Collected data
— START —
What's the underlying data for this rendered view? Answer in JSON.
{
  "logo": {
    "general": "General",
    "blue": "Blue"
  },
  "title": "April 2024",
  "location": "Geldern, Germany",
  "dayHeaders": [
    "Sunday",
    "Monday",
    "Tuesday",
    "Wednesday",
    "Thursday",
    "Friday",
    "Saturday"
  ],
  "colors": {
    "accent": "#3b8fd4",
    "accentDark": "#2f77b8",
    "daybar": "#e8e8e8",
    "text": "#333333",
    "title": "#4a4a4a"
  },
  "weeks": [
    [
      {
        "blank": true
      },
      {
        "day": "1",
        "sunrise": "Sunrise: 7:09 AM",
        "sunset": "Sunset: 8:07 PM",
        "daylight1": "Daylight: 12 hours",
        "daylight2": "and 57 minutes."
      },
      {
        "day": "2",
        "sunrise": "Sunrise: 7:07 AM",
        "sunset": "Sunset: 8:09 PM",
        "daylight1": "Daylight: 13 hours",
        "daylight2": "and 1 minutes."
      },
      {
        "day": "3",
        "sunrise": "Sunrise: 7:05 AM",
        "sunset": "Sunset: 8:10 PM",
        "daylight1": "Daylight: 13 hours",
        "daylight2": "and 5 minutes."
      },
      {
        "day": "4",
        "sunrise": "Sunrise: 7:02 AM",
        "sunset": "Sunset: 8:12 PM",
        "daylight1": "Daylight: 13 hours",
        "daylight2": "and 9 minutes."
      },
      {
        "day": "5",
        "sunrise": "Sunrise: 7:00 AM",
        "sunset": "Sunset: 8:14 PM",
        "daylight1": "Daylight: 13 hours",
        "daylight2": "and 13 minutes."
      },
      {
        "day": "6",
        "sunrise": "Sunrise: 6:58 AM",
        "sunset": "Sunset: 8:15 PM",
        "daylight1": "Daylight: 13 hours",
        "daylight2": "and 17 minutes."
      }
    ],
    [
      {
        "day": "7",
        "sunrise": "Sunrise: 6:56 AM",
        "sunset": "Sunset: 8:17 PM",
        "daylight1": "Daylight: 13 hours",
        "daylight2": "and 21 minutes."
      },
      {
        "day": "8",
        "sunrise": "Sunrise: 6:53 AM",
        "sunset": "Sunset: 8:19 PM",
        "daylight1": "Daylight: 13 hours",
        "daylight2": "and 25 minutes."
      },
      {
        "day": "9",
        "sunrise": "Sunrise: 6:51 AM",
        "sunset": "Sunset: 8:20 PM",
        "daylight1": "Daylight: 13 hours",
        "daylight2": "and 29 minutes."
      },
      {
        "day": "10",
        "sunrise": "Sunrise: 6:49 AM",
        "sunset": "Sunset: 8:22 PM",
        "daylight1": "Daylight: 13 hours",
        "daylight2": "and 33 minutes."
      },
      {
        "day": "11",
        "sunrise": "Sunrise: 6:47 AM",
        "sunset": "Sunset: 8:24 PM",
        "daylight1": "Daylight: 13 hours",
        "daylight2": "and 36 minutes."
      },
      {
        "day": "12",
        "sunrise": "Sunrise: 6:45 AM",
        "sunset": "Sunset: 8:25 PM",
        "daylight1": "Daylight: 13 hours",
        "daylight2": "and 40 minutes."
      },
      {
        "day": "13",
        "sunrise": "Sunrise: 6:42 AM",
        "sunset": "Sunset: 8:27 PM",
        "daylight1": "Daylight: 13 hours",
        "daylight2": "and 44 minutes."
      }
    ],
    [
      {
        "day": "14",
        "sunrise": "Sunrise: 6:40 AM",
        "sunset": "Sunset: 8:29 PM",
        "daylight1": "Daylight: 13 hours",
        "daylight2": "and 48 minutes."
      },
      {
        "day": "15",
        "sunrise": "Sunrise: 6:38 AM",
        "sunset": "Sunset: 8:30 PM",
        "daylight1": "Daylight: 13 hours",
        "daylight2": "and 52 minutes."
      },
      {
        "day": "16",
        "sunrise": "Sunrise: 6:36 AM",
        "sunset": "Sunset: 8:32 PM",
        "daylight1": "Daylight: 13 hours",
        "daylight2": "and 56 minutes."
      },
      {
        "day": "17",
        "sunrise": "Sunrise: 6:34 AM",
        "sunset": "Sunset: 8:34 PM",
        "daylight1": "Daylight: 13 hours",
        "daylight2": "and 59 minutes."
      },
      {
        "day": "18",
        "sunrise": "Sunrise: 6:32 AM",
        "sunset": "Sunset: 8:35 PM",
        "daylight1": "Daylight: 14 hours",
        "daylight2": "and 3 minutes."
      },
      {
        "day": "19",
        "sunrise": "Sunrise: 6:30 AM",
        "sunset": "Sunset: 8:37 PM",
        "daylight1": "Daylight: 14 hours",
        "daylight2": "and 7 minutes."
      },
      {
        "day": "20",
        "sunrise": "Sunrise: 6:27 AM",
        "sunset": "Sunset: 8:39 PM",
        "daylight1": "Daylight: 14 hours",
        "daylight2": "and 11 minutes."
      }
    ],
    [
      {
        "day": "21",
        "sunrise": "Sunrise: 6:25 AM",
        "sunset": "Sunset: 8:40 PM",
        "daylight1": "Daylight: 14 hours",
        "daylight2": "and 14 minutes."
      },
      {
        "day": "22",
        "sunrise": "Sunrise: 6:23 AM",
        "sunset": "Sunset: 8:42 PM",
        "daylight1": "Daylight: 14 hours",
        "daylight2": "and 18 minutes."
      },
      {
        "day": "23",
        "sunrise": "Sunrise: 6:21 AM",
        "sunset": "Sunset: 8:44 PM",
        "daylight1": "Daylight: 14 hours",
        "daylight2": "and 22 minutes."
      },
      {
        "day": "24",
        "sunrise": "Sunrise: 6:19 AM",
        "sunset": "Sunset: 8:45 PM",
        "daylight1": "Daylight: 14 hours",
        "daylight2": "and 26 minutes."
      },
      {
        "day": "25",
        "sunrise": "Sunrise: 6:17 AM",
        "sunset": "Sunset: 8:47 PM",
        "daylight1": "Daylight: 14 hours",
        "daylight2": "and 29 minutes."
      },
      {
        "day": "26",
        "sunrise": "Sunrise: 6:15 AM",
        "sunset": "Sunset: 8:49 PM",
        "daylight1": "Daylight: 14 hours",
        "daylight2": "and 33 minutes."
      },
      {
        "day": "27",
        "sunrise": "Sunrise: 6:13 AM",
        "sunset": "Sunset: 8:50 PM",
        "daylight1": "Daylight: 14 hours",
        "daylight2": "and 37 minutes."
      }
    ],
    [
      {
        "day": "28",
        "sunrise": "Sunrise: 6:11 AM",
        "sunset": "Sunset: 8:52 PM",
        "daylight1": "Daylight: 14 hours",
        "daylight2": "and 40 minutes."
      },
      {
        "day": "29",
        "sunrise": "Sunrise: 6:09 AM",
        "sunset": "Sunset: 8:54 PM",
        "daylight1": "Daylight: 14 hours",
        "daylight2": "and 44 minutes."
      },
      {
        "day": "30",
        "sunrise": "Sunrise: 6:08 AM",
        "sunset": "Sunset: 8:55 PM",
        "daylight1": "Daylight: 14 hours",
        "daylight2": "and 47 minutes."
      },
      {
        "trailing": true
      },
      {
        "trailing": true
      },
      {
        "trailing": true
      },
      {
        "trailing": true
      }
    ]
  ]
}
— END —
* Task brief:
Your task is to reproduce the whole listing exactly.

* Completed task:
What's the underlying data for this rendered view? Answer in JSON.
{
  "logo": {
    "general": "General",
    "blue": "Blue"
  },
  "title": "April 2024",
  "location": "Geldern, Germany",
  "dayHeaders": [
    "Sunday",
    "Monday",
    "Tuesday",
    "Wednesday",
    "Thursday",
    "Friday",
    "Saturday"
  ],
  "colors": {
    "accent": "#3b8fd4",
    "accentDark": "#2f77b8",
    "daybar": "#e8e8e8",
    "text": "#333333",
    "title": "#4a4a4a"
  },
  "weeks": [
    [
      {
        "blank": true
      },
      {
        "day": "1",
        "sunrise": "Sunrise: 7:09 AM",
        "sunset": "Sunset: 8:07 PM",
        "daylight1": "Daylight: 12 hours",
        "daylight2": "and 57 minutes."
      },
      {
        "day": "2",
        "sunrise": "Sunrise: 7:07 AM",
        "sunset": "Sunset: 8:09 PM",
        "daylight1": "Daylight: 13 hours",
        "daylight2": "and 1 minutes."
      },
      {
        "day": "3",
        "sunrise": "Sunrise: 7:05 AM",
        "sunset": "Sunset: 8:10 PM",
        "daylight1": "Daylight: 13 hours",
        "daylight2": "and 5 minutes."
      },
      {
        "day": "4",
        "sunrise": "Sunrise: 7:02 AM",
        "sunset": "Sunset: 8:12 PM",
        "daylight1": "Daylight: 13 hours",
        "daylight2": "and 9 minutes."
      },
      {
        "day": "5",
        "sunrise": "Sunrise: 7:00 AM",
        "sunset": "Sunset: 8:14 PM",
        "daylight1": "Daylight: 13 hours",
        "daylight2": "and 13 minutes."
      },
      {
        "day": "6",
        "sunrise": "Sunrise: 6:58 AM",
        "sunset": "Sunset: 8:15 PM",
        "daylight1": "Daylight: 13 hours",
        "daylight2": "and 17 minutes."
      }
    ],
    [
      {
        "day": "7",
        "sunrise": "Sunrise: 6:56 AM",
        "sunset": "Sunset: 8:17 PM",
        "daylight1": "Daylight: 13 hours",
        "daylight2": "and 21 minutes."
      },
      {
        "day": "8",
        "sunrise": "Sunrise: 6:53 AM",
        "sunset": "Sunset: 8:19 PM",
        "daylight1": "Daylight: 13 hours",
        "daylight2": "and 25 minutes."
      },
      {
        "day": "9",
        "sunrise": "Sunrise: 6:51 AM",
        "sunset": "Sunset: 8:20 PM",
        "daylight1": "Daylight: 13 hours",
        "daylight2": "and 29 minutes."
      },
      {
        "day": "10",
        "sunrise": "Sunrise: 6:49 AM",
        "sunset": "Sunset: 8:22 PM",
        "daylight1": "Daylight: 13 hours",
        "daylight2": "and 33 minutes."
      },
      {
        "day": "11",
        "sunrise": "Sunrise: 6:47 AM",
        "sunset": "Sunset: 8:24 PM",
        "daylight1": "Daylight: 13 hours",
        "daylight2": "and 36 minutes."
      },
      {
        "day": "12",
        "sunrise": "Sunrise: 6:45 AM",
        "sunset": "Sunset: 8:25 PM",
        "daylight1": "Daylight: 13 hours",
        "daylight2": "and 40 minutes."
      },
      {
        "day": "13",
        "sunrise": "Sunrise: 6:42 AM",
        "sunset": "Sunset: 8:27 PM",
        "daylight1": "Daylight: 13 hours",
        "daylight2": "and 44 minutes."
      }
    ],
    [
      {
        "day": "14",
        "sunrise": "Sunrise: 6:40 AM",
        "sunset": "Sunset: 8:29 PM",
        "daylight1": "Daylight: 13 hours",
        "daylight2": "and 48 minutes."
      },
      {
        "day": "15",
        "sunrise": "Sunrise: 6:38 AM",
        "sunset": "Sunset: 8:30 PM",
        "daylight1": "Daylight: 13 hours",
        "daylight2": "and 52 minutes."
      },
      {
        "day": "16",
        "sunrise": "Sunrise: 6:36 AM",
        "sunset": "Sunset: 8:32 PM",
        "daylight1": "Daylight: 13 hours",
        "daylight2": "and 56 minutes."
      },
      {
        "day": "17",
        "sunrise": "Sunrise: 6:34 AM",
        "sunset": "Sunset: 8:34 PM",
        "daylight1": "Daylight: 13 hours",
        "daylight2": "and 59 minutes."
      },
      {
        "day": "18",
        "sunrise": "Sunrise: 6:32 AM",
        "sunset": "Sunset: 8:35 PM",
        "daylight1": "Daylight: 14 hours",
        "daylight2": "and 3 minutes."
      },
      {
        "day": "19",
        "sunrise": "Sunrise: 6:30 AM",
        "sunset": "Sunset: 8:37 PM",
        "daylight1": "Daylight: 14 hours",
        "daylight2": "and 7 minutes."
      },
      {
        "day": "20",
        "sunrise": "Sunrise: 6:27 AM",
        "sunset": "Sunset: 8:39 PM",
        "daylight1": "Daylight: 14 hours",
        "daylight2": "and 11 minutes."
      }
    ],
    [
      {
        "day": "21",
        "sunrise": "Sunrise: 6:25 AM",
        "sunset": "Sunset: 8:40 PM",
        "daylight1": "Daylight: 14 hours",
        "daylight2": "and 14 minutes."
      },
      {
        "day": "22",
        "sunrise": "Sunrise: 6:23 AM",
        "sunset": "Sunset: 8:42 PM",
        "daylight1": "Daylight: 14 hours",
        "daylight2": "and 18 minutes."
      },
      {
        "day": "23",
        "sunrise": "Sunrise: 6:21 AM",
        "sunset": "Sunset: 8:44 PM",
        "daylight1": "Daylight: 14 hours",
        "daylight2": "and 22 minutes."
      },
      {
        "day": "24",
        "sunrise": "Sunrise: 6:19 AM",
        "sunset": "Sunset: 8:45 PM",
        "daylight1": "Daylight: 14 hours",
        "daylight2": "and 26 minutes."
      },
      {
        "day": "25",
        "sunrise": "Sunrise: 6:17 AM",
        "sunset": "Sunset: 8:47 PM",
        "daylight1": "Daylight: 14 hours",
        "daylight2": "and 29 minutes."
      },
      {
        "day": "26",
        "sunrise": "Sunrise: 6:15 AM",
        "sunset": "Sunset: 8:49 PM",
        "daylight1": "Daylight: 14 hours",
        "daylight2": "and 33 minutes."
      },
      {
        "day": "27",
        "sunrise": "Sunrise: 6:13 AM",
        "sunset": "Sunset: 8:50 PM",
        "daylight1": "Daylight: 14 hours",
        "daylight2": "and 37 minutes."
      }
    ],
    [
      {
        "day": "28",
        "sunrise": "Sunrise: 6:11 AM",
        "sunset": "Sunset: 8:52 PM",
        "daylight1": "Daylight: 14 hours",
        "daylight2": "and 40 minutes."
      },
      {
        "day": "29",
        "sunrise": "Sunrise: 6:09 AM",
        "sunset": "Sunset: 8:54 PM",
        "daylight1": "Daylight: 14 hours",
        "daylight2": "and 44 minutes."
      },
      {
        "day": "30",
        "sunrise": "Sunrise: 6:08 AM",
        "sunset": "Sunset: 8:55 PM",
        "daylight1": "Daylight: 14 hours",
        "daylight2": "and 47 minutes."
      },
      {
        "trailing": true
      },
      {
        "trailing": true
      },
      {
        "trailing": true
      },
      {
        "trailing": true
      }
    ]
  ]
}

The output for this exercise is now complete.